→ **YOUR GOAL**
Find every line below that contains the word "symbol" and copy it out.

[INPUT DATA start]

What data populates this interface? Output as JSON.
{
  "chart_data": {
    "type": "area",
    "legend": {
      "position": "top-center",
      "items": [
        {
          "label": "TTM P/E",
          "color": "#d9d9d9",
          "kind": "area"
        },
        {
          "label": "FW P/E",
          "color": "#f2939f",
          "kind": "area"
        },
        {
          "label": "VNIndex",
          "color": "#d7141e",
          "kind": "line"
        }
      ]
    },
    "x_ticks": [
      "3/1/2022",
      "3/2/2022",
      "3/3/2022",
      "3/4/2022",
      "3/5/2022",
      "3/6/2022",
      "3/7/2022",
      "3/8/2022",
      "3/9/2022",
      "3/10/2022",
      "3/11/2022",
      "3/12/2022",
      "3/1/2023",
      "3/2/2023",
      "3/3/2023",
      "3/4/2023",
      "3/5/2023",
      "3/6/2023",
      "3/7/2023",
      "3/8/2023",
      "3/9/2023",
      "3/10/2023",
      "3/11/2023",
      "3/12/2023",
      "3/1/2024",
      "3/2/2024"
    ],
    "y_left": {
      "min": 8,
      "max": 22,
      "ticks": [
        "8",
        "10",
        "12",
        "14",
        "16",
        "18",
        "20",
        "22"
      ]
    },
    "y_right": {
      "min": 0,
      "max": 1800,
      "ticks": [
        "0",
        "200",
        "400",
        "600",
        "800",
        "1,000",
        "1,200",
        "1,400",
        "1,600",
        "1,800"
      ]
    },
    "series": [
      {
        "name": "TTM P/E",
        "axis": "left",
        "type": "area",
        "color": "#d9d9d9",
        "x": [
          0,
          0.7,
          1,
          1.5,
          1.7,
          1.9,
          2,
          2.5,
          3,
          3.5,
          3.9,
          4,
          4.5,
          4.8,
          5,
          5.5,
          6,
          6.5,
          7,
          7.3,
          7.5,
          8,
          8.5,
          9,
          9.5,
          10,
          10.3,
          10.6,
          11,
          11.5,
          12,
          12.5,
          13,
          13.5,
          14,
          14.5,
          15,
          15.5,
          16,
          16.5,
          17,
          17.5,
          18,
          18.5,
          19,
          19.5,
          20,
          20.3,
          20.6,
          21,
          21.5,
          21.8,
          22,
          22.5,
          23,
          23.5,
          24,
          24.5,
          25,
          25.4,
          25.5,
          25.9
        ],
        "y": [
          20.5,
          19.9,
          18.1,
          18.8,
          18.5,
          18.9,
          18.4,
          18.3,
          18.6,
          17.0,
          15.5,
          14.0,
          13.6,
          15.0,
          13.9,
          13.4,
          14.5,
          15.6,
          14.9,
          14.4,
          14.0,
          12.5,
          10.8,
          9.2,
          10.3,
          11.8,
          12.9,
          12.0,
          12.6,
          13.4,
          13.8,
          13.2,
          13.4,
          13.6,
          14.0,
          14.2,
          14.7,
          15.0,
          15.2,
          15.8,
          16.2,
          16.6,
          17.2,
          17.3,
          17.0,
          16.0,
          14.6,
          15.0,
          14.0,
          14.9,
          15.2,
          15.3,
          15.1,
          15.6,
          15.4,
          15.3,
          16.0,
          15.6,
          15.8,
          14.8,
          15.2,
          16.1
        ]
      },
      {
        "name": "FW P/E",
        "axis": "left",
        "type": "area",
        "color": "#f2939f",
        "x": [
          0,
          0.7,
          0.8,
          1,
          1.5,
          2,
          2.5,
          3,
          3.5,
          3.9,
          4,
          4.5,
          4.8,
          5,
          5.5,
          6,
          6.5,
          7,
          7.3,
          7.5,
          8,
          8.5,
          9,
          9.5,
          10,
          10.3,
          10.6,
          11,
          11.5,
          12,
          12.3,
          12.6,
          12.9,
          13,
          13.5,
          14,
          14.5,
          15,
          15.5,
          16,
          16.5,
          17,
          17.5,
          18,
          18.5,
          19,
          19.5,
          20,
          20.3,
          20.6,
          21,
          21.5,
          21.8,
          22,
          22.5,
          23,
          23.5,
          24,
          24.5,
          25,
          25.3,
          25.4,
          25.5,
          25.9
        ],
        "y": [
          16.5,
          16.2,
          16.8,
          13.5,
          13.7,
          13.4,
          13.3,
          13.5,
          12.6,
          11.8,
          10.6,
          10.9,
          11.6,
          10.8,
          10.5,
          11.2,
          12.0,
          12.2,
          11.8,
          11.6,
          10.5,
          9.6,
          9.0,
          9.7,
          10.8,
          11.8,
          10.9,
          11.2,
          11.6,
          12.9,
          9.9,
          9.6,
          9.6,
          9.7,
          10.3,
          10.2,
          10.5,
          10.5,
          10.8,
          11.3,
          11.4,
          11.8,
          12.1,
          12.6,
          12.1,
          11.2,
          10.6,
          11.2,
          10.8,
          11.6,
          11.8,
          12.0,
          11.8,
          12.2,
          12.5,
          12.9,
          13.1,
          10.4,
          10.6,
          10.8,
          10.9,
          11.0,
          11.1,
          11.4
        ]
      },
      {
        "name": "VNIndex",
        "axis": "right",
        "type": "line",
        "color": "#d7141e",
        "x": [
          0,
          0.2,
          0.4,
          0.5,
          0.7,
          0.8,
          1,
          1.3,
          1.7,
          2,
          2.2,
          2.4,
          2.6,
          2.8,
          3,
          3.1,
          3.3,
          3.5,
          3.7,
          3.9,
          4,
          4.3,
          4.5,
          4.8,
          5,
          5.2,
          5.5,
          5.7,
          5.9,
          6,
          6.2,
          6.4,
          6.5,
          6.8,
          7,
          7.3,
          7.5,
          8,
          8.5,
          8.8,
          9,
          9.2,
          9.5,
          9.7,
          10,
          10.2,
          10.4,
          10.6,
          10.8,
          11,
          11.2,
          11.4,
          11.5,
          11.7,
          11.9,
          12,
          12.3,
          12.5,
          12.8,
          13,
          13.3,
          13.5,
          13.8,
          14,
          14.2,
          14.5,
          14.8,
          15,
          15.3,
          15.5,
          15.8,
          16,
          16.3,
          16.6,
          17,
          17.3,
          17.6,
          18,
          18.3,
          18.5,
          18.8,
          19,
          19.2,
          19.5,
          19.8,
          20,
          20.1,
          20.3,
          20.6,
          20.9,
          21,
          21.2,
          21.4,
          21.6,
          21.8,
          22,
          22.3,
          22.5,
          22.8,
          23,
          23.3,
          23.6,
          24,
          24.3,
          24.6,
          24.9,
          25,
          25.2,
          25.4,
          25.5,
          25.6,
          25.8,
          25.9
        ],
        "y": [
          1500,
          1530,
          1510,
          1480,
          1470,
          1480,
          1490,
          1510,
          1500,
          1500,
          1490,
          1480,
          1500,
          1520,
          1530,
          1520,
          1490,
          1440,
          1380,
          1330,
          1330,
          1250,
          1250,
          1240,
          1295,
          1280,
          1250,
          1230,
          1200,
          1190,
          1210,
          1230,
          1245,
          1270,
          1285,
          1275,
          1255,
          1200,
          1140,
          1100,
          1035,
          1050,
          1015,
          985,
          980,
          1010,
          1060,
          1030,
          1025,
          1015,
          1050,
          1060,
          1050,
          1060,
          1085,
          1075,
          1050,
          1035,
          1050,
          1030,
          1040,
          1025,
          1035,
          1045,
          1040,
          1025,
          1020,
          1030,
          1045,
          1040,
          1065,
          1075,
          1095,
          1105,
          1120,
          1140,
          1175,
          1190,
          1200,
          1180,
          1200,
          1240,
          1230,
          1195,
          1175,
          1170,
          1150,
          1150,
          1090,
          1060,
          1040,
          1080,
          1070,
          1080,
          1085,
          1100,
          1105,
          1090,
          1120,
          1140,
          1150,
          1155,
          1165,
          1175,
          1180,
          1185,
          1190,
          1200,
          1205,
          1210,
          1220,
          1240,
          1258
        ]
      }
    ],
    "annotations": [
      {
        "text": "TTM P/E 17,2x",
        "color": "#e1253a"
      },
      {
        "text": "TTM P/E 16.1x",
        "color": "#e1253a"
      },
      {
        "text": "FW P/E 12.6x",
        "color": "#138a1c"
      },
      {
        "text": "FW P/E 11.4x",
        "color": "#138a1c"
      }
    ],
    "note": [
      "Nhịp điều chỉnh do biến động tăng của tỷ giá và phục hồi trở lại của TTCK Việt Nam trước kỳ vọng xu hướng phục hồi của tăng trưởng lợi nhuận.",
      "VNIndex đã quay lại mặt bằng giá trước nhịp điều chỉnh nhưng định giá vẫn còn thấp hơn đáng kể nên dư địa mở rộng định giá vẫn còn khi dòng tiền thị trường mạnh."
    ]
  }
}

[INPUT DATA end]
[INPUT DATA start]

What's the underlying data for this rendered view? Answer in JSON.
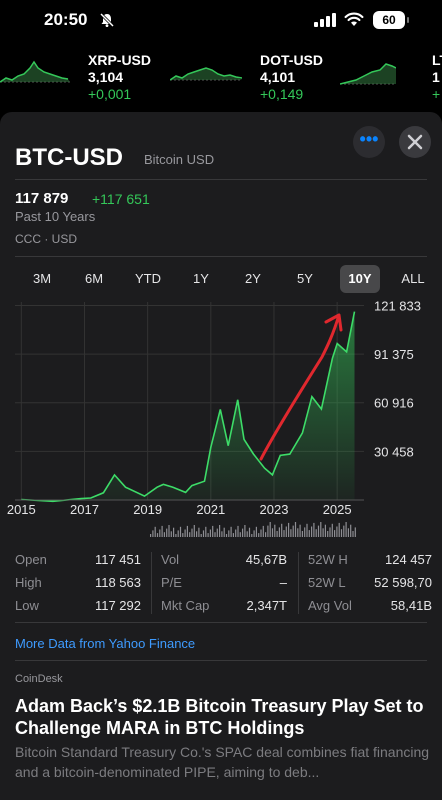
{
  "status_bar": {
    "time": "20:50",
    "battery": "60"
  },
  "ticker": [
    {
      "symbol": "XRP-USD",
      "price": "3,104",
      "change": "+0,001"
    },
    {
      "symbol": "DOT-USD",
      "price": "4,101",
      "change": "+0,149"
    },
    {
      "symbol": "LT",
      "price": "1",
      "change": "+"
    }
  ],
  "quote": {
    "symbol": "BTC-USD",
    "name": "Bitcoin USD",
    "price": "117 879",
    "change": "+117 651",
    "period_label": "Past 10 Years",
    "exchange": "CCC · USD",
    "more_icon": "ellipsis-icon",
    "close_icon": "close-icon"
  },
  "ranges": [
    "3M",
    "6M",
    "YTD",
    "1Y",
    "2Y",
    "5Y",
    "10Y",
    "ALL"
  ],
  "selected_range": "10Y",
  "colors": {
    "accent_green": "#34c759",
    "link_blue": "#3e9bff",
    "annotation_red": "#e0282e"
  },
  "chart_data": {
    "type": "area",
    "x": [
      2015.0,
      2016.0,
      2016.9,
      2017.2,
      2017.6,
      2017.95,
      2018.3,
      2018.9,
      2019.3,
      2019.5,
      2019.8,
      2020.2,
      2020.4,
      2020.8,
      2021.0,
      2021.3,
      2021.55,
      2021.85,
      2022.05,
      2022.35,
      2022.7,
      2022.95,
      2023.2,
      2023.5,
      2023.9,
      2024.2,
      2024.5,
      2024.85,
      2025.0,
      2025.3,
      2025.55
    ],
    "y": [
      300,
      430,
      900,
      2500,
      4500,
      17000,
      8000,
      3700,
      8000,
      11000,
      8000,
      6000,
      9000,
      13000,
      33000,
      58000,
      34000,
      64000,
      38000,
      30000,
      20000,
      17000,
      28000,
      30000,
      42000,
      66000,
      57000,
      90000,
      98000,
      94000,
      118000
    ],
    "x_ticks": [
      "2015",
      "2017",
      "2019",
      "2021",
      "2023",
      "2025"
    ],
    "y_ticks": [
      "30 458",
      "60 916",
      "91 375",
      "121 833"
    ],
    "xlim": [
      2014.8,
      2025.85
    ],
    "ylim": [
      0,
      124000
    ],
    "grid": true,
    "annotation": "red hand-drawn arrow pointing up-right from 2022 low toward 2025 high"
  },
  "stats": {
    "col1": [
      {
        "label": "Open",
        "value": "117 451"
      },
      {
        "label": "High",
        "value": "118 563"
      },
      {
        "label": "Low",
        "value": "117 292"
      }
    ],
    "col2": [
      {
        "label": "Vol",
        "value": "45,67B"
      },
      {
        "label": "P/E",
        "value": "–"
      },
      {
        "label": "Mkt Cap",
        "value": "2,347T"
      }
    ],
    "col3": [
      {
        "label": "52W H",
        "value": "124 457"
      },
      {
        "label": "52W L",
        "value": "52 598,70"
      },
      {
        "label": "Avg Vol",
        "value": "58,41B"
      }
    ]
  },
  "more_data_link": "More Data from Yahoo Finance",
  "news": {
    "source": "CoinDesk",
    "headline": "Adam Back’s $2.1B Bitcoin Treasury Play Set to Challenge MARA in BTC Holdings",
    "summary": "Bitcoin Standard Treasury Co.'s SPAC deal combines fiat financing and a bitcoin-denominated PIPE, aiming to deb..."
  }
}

[INPUT DATA end]
[INPUT DATA start]

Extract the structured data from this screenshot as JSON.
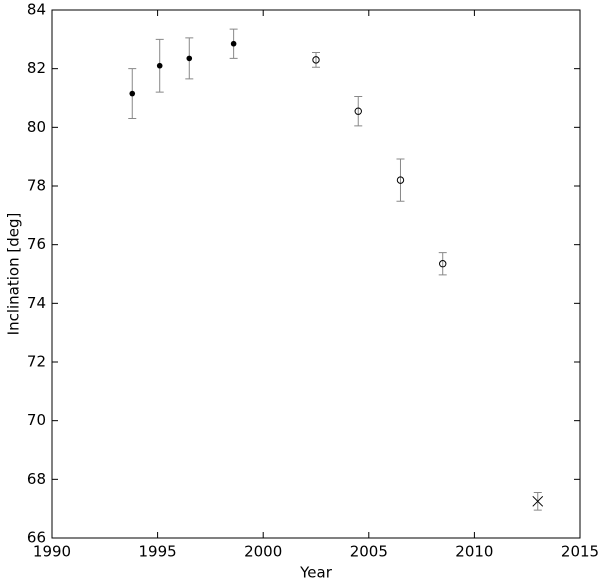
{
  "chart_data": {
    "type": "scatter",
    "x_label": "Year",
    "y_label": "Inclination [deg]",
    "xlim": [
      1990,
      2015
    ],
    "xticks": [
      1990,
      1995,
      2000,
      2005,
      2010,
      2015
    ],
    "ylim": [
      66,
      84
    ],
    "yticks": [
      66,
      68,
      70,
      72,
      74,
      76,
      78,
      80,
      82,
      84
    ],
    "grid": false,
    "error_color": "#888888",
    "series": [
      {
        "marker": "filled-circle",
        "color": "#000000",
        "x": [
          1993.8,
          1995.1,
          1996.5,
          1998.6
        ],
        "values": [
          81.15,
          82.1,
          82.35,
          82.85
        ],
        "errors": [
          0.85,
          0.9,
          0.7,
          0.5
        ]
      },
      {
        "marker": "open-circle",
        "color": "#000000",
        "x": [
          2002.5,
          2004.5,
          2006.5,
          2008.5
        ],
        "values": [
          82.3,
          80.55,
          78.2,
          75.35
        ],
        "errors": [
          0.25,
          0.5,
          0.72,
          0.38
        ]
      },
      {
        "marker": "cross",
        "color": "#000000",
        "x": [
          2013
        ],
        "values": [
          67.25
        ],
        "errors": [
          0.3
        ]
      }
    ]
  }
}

[INPUT DATA end]

→ **WORKED ANSWER**
      "symbol": "XRP-USD",
      "symbol": "DOT-USD",
      "symbol": "LT",
    "symbol": "BTC-USD",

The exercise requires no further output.